Task description: Copy each line where the word "цепи" occurs.

Listed records:
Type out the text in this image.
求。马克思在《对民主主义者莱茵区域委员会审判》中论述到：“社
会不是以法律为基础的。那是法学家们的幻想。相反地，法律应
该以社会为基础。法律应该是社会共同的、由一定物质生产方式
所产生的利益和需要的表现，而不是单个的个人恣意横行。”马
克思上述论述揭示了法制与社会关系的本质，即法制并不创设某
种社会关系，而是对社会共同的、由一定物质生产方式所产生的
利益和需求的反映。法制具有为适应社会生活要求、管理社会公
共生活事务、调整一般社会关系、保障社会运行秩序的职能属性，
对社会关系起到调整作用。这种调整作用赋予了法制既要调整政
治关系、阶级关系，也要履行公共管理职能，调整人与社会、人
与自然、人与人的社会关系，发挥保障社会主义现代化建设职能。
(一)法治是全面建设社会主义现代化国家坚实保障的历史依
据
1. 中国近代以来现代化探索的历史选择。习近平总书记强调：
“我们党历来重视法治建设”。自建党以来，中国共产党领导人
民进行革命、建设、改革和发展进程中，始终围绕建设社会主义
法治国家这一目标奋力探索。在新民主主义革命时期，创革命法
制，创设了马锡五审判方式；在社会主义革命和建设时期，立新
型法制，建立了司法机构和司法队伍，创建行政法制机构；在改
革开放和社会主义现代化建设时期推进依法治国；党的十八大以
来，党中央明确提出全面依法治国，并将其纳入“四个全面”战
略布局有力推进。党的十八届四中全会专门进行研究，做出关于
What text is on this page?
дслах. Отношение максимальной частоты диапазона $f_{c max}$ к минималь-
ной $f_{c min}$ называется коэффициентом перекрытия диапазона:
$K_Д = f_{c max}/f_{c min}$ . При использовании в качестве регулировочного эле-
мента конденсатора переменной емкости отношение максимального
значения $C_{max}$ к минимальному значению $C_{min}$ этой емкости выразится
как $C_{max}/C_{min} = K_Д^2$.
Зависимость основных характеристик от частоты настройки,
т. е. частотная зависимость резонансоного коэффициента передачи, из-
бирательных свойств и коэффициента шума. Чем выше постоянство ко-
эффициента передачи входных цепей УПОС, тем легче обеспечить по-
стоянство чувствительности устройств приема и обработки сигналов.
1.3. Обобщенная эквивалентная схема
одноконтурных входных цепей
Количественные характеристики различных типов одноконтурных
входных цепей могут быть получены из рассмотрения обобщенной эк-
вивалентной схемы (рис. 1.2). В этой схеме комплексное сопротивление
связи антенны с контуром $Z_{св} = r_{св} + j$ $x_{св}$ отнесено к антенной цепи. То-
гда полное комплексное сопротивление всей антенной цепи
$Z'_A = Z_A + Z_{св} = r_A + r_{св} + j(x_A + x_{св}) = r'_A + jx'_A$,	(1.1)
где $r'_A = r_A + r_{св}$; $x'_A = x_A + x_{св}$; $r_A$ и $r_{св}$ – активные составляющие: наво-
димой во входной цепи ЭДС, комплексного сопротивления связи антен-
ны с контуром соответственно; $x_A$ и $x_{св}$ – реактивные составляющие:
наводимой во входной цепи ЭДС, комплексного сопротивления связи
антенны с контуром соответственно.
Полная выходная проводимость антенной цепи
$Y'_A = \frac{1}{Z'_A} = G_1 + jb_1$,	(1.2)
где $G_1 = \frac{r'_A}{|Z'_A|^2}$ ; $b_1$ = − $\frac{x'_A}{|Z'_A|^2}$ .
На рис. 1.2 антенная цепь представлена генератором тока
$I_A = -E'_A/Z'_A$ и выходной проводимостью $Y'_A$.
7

Solution to this exercise:
связи антенны с контуром $Z_{св} = r_{св} + j$ $x_{св}$ отнесено к антенной цепи. То-
гда полное комплексное сопротивление всей антенной цепи
димой во входной цепи ЭДС, комплексного сопротивления связи антен-
наводимой во входной цепи ЭДС, комплексного сопротивления связи
Полная выходная проводимость антенной цепи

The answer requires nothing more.